Material provided:
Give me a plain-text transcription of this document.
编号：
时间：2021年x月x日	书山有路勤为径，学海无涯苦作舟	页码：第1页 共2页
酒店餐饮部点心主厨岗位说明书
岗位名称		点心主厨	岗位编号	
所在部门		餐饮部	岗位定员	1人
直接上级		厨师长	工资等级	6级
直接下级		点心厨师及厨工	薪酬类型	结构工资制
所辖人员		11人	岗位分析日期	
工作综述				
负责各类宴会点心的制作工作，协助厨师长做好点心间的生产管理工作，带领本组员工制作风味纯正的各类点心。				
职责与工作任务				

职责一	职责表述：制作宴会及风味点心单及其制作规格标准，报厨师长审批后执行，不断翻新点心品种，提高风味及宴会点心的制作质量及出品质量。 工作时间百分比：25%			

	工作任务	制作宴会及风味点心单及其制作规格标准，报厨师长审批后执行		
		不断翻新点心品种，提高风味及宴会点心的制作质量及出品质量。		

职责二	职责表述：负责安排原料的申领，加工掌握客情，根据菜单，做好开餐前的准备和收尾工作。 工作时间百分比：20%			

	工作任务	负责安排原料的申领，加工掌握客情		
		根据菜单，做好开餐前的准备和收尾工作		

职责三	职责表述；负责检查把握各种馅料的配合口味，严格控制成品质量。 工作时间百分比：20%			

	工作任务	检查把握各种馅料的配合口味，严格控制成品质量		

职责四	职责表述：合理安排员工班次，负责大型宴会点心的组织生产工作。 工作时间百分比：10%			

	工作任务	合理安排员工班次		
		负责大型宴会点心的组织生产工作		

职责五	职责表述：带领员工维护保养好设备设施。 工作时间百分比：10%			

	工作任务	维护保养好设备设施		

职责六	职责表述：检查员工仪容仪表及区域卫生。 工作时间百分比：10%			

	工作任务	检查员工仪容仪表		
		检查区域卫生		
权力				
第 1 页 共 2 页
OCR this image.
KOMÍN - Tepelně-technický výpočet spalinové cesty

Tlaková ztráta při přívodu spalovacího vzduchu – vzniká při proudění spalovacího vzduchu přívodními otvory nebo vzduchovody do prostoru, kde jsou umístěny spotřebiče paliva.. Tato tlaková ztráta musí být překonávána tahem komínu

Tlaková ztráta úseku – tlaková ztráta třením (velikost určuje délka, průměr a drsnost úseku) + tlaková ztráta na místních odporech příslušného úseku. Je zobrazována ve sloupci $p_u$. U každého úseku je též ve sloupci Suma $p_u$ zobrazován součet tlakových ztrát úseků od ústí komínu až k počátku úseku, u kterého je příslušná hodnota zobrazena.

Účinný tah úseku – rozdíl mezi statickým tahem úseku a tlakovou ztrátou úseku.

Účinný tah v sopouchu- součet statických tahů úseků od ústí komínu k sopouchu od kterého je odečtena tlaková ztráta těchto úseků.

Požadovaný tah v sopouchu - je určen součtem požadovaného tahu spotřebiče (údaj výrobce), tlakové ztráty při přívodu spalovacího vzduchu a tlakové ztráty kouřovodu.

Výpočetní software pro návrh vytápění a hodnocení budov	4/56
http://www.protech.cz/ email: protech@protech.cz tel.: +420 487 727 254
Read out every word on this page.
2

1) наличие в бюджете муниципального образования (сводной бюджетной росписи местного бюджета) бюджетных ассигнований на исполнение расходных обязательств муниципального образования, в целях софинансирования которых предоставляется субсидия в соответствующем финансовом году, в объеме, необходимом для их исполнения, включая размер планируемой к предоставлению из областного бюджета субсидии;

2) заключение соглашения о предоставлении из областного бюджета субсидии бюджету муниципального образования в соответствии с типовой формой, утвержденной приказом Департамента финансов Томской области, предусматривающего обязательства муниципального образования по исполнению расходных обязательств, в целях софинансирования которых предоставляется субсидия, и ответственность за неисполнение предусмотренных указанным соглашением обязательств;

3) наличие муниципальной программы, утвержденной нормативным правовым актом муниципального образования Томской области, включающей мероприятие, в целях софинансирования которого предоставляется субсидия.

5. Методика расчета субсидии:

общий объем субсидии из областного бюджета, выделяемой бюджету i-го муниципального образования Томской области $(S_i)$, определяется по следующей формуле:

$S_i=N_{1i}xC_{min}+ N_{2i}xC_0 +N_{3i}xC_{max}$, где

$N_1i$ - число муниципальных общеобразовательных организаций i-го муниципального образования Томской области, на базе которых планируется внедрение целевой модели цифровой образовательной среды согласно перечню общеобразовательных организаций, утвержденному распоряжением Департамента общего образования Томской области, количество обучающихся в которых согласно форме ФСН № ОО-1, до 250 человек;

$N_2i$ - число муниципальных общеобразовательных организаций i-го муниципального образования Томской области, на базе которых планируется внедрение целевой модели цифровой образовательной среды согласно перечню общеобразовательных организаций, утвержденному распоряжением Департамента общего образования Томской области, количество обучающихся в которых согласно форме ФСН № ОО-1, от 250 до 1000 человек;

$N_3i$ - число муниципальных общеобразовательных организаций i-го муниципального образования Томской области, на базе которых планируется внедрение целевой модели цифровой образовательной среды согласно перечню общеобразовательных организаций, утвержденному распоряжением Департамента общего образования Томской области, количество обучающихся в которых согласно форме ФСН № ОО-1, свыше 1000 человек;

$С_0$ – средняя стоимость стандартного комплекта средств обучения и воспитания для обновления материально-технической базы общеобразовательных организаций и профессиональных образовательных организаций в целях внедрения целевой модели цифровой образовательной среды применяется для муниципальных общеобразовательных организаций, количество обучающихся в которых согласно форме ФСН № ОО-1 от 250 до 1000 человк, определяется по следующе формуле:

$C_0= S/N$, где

Problem:
Reproduce each line from the records that contains the word "不断翻新点心品种".

Final result:
职责一	职责表述：制作宴会及风味点心单及其制作规格标准，报厨师长审批后执行，不断翻新点心品种，提高风味及宴会点心的制作质量及出品质量。 工作时间百分比：25%			
		不断翻新点心品种，提高风味及宴会点心的制作质量及出品质量。		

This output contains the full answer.